* **Stated problem**
Every line of the records below should be restated exactly.

* **Provided information**
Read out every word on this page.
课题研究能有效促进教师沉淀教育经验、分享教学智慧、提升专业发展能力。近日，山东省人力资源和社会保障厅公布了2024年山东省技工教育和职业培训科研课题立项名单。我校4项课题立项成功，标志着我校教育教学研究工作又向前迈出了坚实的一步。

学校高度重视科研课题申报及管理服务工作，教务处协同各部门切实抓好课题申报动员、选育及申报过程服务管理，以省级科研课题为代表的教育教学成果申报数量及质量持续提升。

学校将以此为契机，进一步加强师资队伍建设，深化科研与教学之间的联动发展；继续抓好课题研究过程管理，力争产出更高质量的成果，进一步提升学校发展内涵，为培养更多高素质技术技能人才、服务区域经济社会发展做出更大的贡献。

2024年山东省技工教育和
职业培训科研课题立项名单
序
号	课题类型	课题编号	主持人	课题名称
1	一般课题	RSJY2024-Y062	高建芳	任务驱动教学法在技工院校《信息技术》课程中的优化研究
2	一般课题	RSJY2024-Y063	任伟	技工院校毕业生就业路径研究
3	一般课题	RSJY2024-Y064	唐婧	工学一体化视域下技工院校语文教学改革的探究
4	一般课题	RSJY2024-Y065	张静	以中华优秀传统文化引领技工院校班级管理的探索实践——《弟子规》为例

* **Answer in full**
Read out every word on this page.
课题研究能有效促进教师沉淀教育经验、分享教学智慧、提升专业发展能力。近日，山东省人力资源和社会保障厅公布了2024年山东省技工教育和职业培训科研课题立项名单。我校4项课题立项成功，标志着我校教育教学研究工作又向前迈出了坚实的一步。

学校高度重视科研课题申报及管理服务工作，教务处协同各部门切实抓好课题申报动员、选育及申报过程服务管理，以省级科研课题为代表的教育教学成果申报数量及质量持续提升。

学校将以此为契机，进一步加强师资队伍建设，深化科研与教学之间的联动发展；继续抓好课题研究过程管理，力争产出更高质量的成果，进一步提升学校发展内涵，为培养更多高素质技术技能人才、服务区域经济社会发展做出更大的贡献。

2024年山东省技工教育和
职业培训科研课题立项名单
序
号	课题类型	课题编号	主持人	课题名称
1	一般课题	RSJY2024-Y062	高建芳	任务驱动教学法在技工院校《信息技术》课程中的优化研究
2	一般课题	RSJY2024-Y063	任伟	技工院校毕业生就业路径研究
3	一般课题	RSJY2024-Y064	唐婧	工学一体化视域下技工院校语文教学改革的探究
4	一般课题	RSJY2024-Y065	张静	以中华优秀传统文化引领技工院校班级管理的探索实践——《弟子规》为例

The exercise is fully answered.